[Start of RECORDS SUPPLIED]

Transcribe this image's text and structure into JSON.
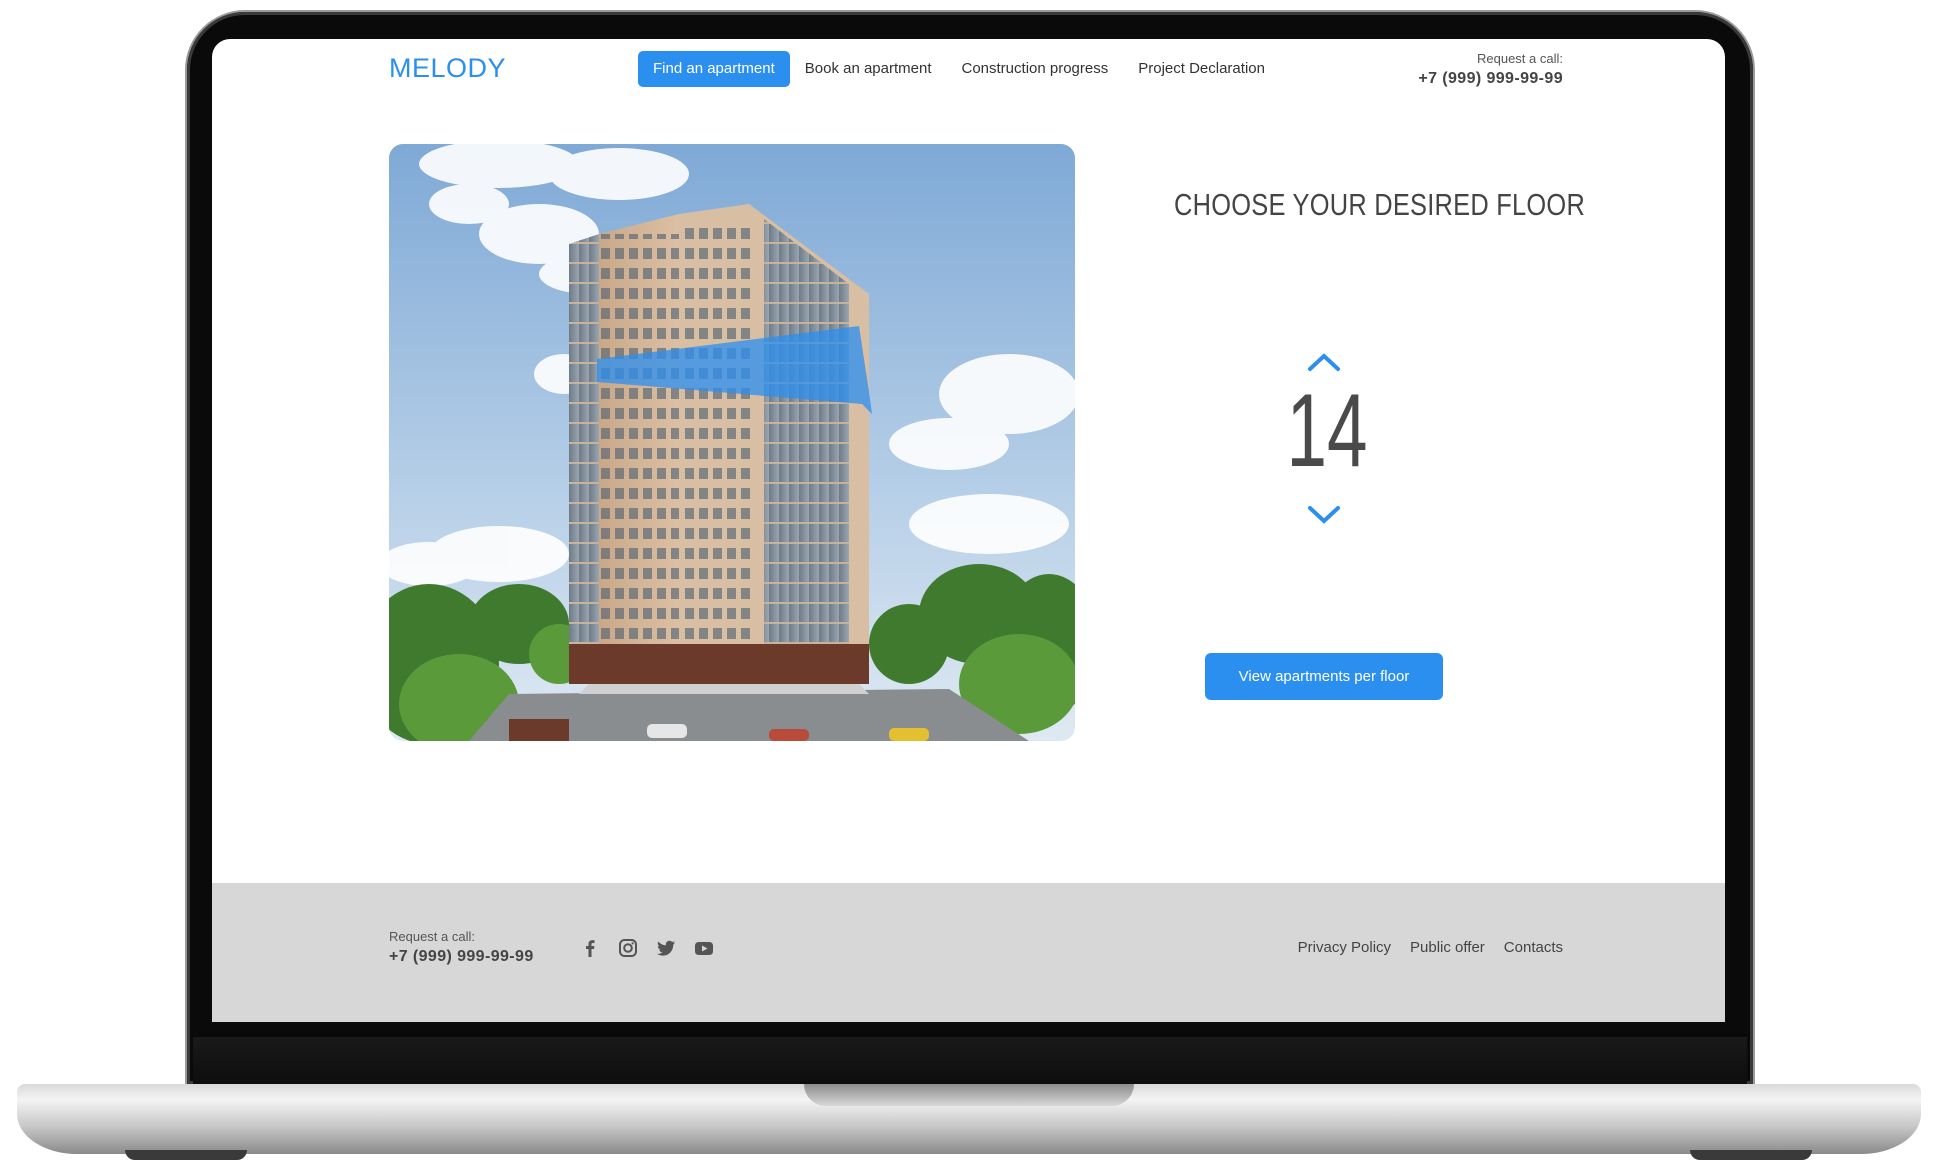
{
  "brand": {
    "name": "MELODY",
    "color": "#2b8ff0"
  },
  "nav": {
    "items": [
      {
        "label": "Find an apartment",
        "active": true
      },
      {
        "label": "Book an apartment",
        "active": false
      },
      {
        "label": "Construction progress",
        "active": false
      },
      {
        "label": "Project Declaration",
        "active": false
      }
    ]
  },
  "header_call": {
    "label": "Request a call:",
    "phone": "+7 (999) 999-99-99"
  },
  "floor_chooser": {
    "title": "CHOOSE YOUR DESIRED FLOOR",
    "selected_floor": "14",
    "up_icon": "chevron-up-icon",
    "down_icon": "chevron-down-icon",
    "button_label": "View apartments per floor"
  },
  "footer": {
    "call_label": "Request a call:",
    "phone": "+7 (999) 999-99-99",
    "socials": [
      "facebook-icon",
      "instagram-icon",
      "twitter-icon",
      "youtube-icon"
    ],
    "links": [
      "Privacy Policy",
      "Public offer",
      "Contacts"
    ]
  },
  "colors": {
    "accent": "#2b8ff0",
    "footer_bg": "#d7d7d7",
    "text": "#444444"
  }
}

[End of RECORDS SUPPLIED]

* [TASK OBJECTIVE]:
Scan the records above, count the lines with "Request" in them, and give only the number.

* [EXPECTED ANSWER]:
2